REQUIRED TASK A — From the rows, copy the lines from the one containing "default-code-line: // Controls the font family." up to and including the one containing "default-code-line [97, 365, 542, 384]", reproducing each line unchanged.

DOCUMENT EXTRACT —
—————

Backstroking to Vung Tau

As published at SubStack, 1/1/24:





[Bogor, 12/28/23]

As always, time is short. I’m sitting at Roti’o, an Indonesian chain, inside Duri Station at 6:36AM. From here, I can take a train to the airport, so will be in Saigon by late afternoon. If not dead from exhaustion or some other cause, I’ll ride a minibus to my beloved Vung Tau. Tomorrow, for sure, I’ll be installed at that stone table outside Ca Dao Café. I’ll chatter with friends then, maybe, walk that black dog.

Unlike humans, he never aks, “Where have you been?” Pulling on his leash, inky [con mực] will act as if I’ve always been there for him.

With a soft “permisi,” a lovely barista has just placed on my round table a paper cup of hot cappuccino. Though deserving nothing, I’ll take it. Damn, that tasted good!

—————

GIVEN DATA —

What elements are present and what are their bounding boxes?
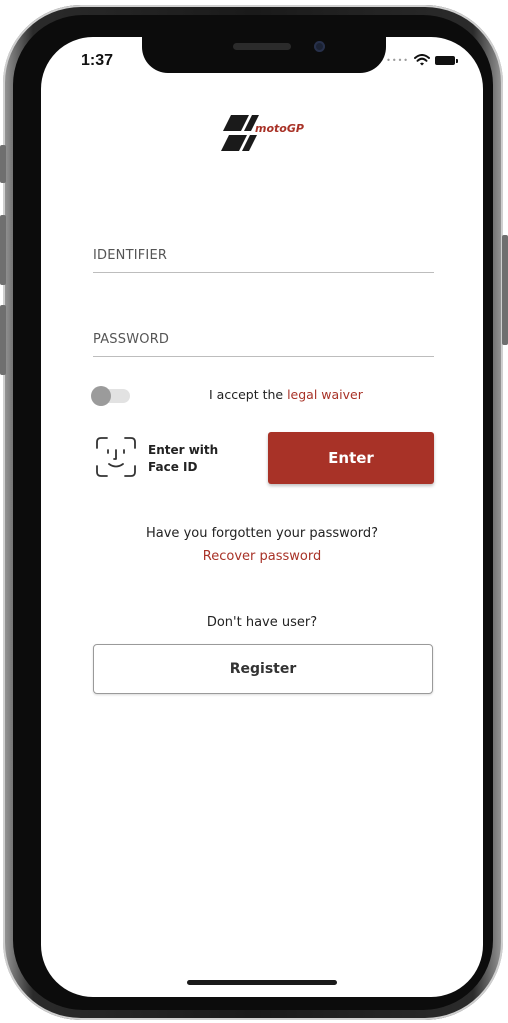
notch: [142, 37, 386, 73]
battery-icon: [435, 55, 458, 65]
wifi-icon: [414, 54, 430, 66]
app-screenshot: 1:37 •••• motoGP IDENTIFIER PASSWORD I a…: [0, 0, 508, 1023]
face-id-label[interactable]: Enter with Face ID: [148, 442, 238, 476]
password-field[interactable]: PASSWORD: [93, 332, 434, 357]
power-button: [502, 235, 508, 345]
earpiece-speaker: [233, 43, 291, 50]
front-camera: [314, 41, 325, 52]
enter-button[interactable]: Enter: [268, 432, 434, 484]
toggle-knob: [91, 386, 111, 406]
register-button[interactable]: Register: [93, 644, 433, 694]
legal-waiver-text: I accept the legal waiver: [209, 387, 363, 402]
forgot-password-text: Have you forgotten your password?: [146, 526, 378, 541]
phone-screen: 1:37 •••• motoGP IDENTIFIER PASSWORD I a…: [41, 37, 483, 997]
face-id-line1: Enter with: [148, 443, 219, 457]
volume-up-button: [0, 215, 6, 285]
home-indicator[interactable]: [187, 980, 337, 985]
waiver-prefix: I accept the: [209, 387, 288, 402]
status-time: 1:37: [81, 52, 114, 69]
password-label: PASSWORD: [93, 332, 170, 347]
identifier-field[interactable]: IDENTIFIER: [93, 248, 434, 273]
identifier-label: IDENTIFIER: [93, 248, 168, 263]
motogp-logo: motoGP: [221, 115, 304, 151]
volume-down-button: [0, 305, 6, 375]
signal-dots-icon: ••••: [386, 55, 409, 65]
legal-waiver-link[interactable]: legal waiver: [287, 387, 363, 402]
recover-password-link[interactable]: Recover password: [41, 549, 483, 564]
legal-waiver-toggle[interactable]: [91, 386, 130, 406]
status-icons: ••••: [386, 54, 458, 66]
face-id-line2: Face ID: [148, 460, 198, 474]
silent-switch: [0, 145, 6, 183]
face-id-icon[interactable]: [94, 435, 138, 479]
logo-wordmark: motoGP: [255, 122, 304, 135]
no-user-text: Don't have user?: [206, 615, 318, 630]
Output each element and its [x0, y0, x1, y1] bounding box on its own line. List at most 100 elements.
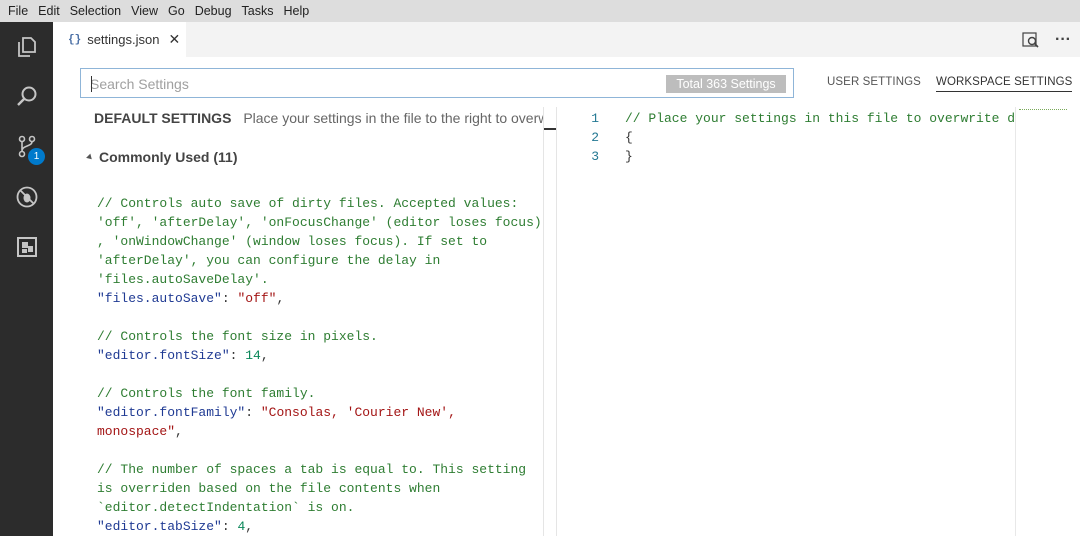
default-code-line: // Controls the font family. [97, 384, 542, 403]
default-code-token: "files.autoSave" [97, 291, 222, 306]
default-code-line: // The number of spaces a tab is equal t… [97, 460, 542, 479]
default-code-token: , [175, 424, 183, 439]
editor-tab-bar: {} settings.json ✕ ··· [53, 22, 1080, 57]
default-code-token: , [245, 519, 254, 534]
default-code-line [97, 308, 542, 327]
default-code-line: `editor.detectIndentation` is on. [97, 498, 542, 517]
open-settings-button[interactable] [1020, 29, 1042, 51]
editor-code-line: { [625, 128, 1015, 147]
default-code-line: 'afterDelay', you can configure the dela… [97, 251, 542, 270]
default-code-token: // Controls auto save of dirty files. Ac… [97, 196, 519, 211]
default-code-token: , [276, 291, 285, 306]
default-code-line [97, 365, 542, 384]
default-code-line: 'files.autoSaveDelay'. [97, 270, 542, 289]
default-code-token: "Consolas, 'Courier New', [260, 405, 456, 420]
default-code-token: : [229, 348, 246, 363]
group-commonly-used[interactable]: Commonly Used (11) [86, 149, 238, 165]
debug-icon [16, 186, 37, 208]
collapse-arrow-icon [86, 153, 94, 161]
default-code-token: : [221, 291, 238, 306]
menu-selection[interactable]: Selection [65, 0, 126, 22]
tab-user-settings[interactable]: USER SETTINGS [827, 76, 921, 88]
tab-label: settings.json [87, 32, 160, 47]
default-code-line: , 'onWindowChange' (window loses focus).… [97, 232, 542, 251]
default-code-line: // Controls auto save of dirty files. Ac… [97, 194, 542, 213]
default-code-token: monospace" [97, 424, 176, 439]
line-number: 3 [591, 149, 599, 164]
default-code-token: 'off', 'afterDelay', 'onFocusChange' (ed… [97, 215, 542, 230]
activity-bar: 1 [0, 22, 53, 536]
menu-debug[interactable]: Debug [190, 0, 237, 22]
default-code-token: 14 [245, 348, 261, 363]
pane-sash[interactable] [543, 107, 557, 536]
menu-go[interactable]: Go [163, 0, 190, 22]
default-settings-pane: DEFAULT SETTINGS Place your settings in … [53, 107, 544, 536]
default-code-token: 'afterDelay', you can configure the dela… [97, 253, 441, 268]
default-code-line: monospace", [97, 422, 542, 441]
search-box: Total 363 Settings [80, 68, 794, 98]
default-code-token: "editor.tabSize" [97, 519, 222, 534]
settings-search-row: Total 363 Settings USER SETTINGS WORKSPA… [53, 57, 1080, 107]
default-code-line: "editor.fontFamily": "Consolas, 'Courier… [97, 403, 542, 422]
default-code-token: // Controls the font family. [97, 386, 316, 401]
extensions-button[interactable] [0, 222, 53, 272]
default-settings-code: // Controls auto save of dirty files. Ac… [97, 194, 542, 536]
search-input[interactable] [90, 74, 650, 94]
default-settings-hint: Place your settings in the file to the r… [243, 110, 544, 126]
default-code-token: // Controls the font size in pixels. [97, 329, 378, 344]
settings-json-editor[interactable]: 1 2 3 // Place your settings in this file … [557, 107, 1080, 536]
default-code-token: "off" [237, 291, 277, 306]
more-actions-button[interactable]: ··· [1052, 29, 1074, 51]
line-number-gutter: 1 2 3 [557, 109, 607, 166]
default-code-token: is overriden based on the file contents … [97, 481, 441, 496]
pane-sash-marker [544, 128, 556, 130]
default-code-token: , [260, 348, 269, 363]
default-code-line: 'off', 'afterDelay', 'onFocusChange' (ed… [97, 213, 542, 232]
default-code-line: // Controls the font size in pixels. [97, 327, 542, 346]
default-code-token: // The number of spaces a tab is equal t… [97, 462, 527, 477]
open-settings-icon [1022, 32, 1039, 48]
default-code-token: 'files.autoSaveDelay'. [97, 272, 269, 287]
default-code-token: "editor.fontSize" [97, 348, 230, 363]
default-code-token: , 'onWindowChange' (window loses focus).… [97, 234, 488, 249]
editor-code[interactable]: // Place your settings in this file to o… [625, 109, 1015, 166]
source-control-badge: 1 [28, 148, 45, 165]
editor-code-line: } [625, 147, 1015, 166]
close-icon[interactable]: ✕ [168, 31, 180, 48]
debug-button[interactable] [0, 172, 53, 222]
default-code-line [97, 441, 542, 460]
explorer-button[interactable] [0, 22, 53, 72]
settings-count-badge: Total 363 Settings [666, 75, 786, 93]
default-code-token: : [221, 519, 238, 534]
default-code-line: "files.autoSave": "off", [97, 289, 542, 308]
search-icon [16, 86, 36, 106]
minimap [1019, 109, 1067, 111]
search-button[interactable] [0, 72, 53, 122]
editor-code-token: { [625, 130, 633, 145]
editor-code-token: } [625, 149, 633, 164]
extensions-icon [16, 237, 37, 257]
menu-help[interactable]: Help [279, 0, 315, 22]
menu-tasks[interactable]: Tasks [237, 0, 279, 22]
default-code-line: "editor.fontSize": 14, [97, 346, 542, 365]
tab-settings-json[interactable]: {} settings.json ✕ [53, 22, 186, 57]
default-code-line: is overriden based on the file contents … [97, 479, 542, 498]
json-file-icon: {} [68, 33, 82, 46]
default-settings-header: DEFAULT SETTINGS Place your settings in … [94, 110, 544, 126]
menu-view[interactable]: View [126, 0, 163, 22]
tab-workspace-settings[interactable]: WORKSPACE SETTINGS [936, 76, 1073, 92]
menu-edit[interactable]: Edit [33, 0, 65, 22]
menu-bar: File Edit Selection View Go Debug Tasks … [0, 0, 1080, 22]
default-settings-title: DEFAULT SETTINGS [94, 110, 232, 126]
source-control-button[interactable]: 1 [0, 122, 53, 172]
text-caret [91, 76, 92, 92]
default-code-token: `editor.detectIndentation` is on. [97, 500, 355, 515]
editor-ruler [1015, 107, 1016, 536]
menu-file[interactable]: File [3, 0, 33, 22]
editor-code-token: // Place your settings in this file to o… [625, 111, 1015, 126]
default-code-token: "editor.fontFamily" [97, 405, 246, 420]
editor-code-line: // Place your settings in this file to o… [625, 109, 1015, 128]
default-code-token: : [245, 405, 261, 420]
line-number: 2 [591, 130, 599, 145]
group-label: Commonly Used (11) [99, 149, 238, 165]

—————

REQUIRED TASK B — Render this sentence from the travel piece about Vung Tau into Spanish: "From here, I can take a train to the airport, so will be in Saigon by late afternoon."

EXERCISE ANSWER A —
default-code-line: // Controls the font family. [97, 384, 542, 403]
default-code-token: "files.autoSave" [97, 291, 222, 306]
default-code-line: // The number of spaces a tab is equal t… [97, 460, 542, 479]
default-code-token: , [175, 424, 183, 439]
editor-tab-bar: {} settings.json ✕ ··· [53, 22, 1080, 57]
default-code-token: , [245, 519, 254, 534]
default-code-line [97, 308, 542, 327]
default-code-line: `editor.detectIndentation` is on. [97, 498, 542, 517]
open-settings-button[interactable] [1020, 29, 1042, 51]
editor-code-line: { [625, 128, 1015, 147]
default-code-line: 'afterDelay', you can configure the dela… [97, 251, 542, 270]
default-code-token: // Controls auto save of dirty files. Ac… [97, 196, 519, 211]
default-code-token: , [276, 291, 285, 306]
default-code-line [97, 365, 542, 384]

EXERCISE ANSWER B — Desde aquí puedo tomar un tren al aeropuerto, así que estaré en Saigón a última hora de la tarde.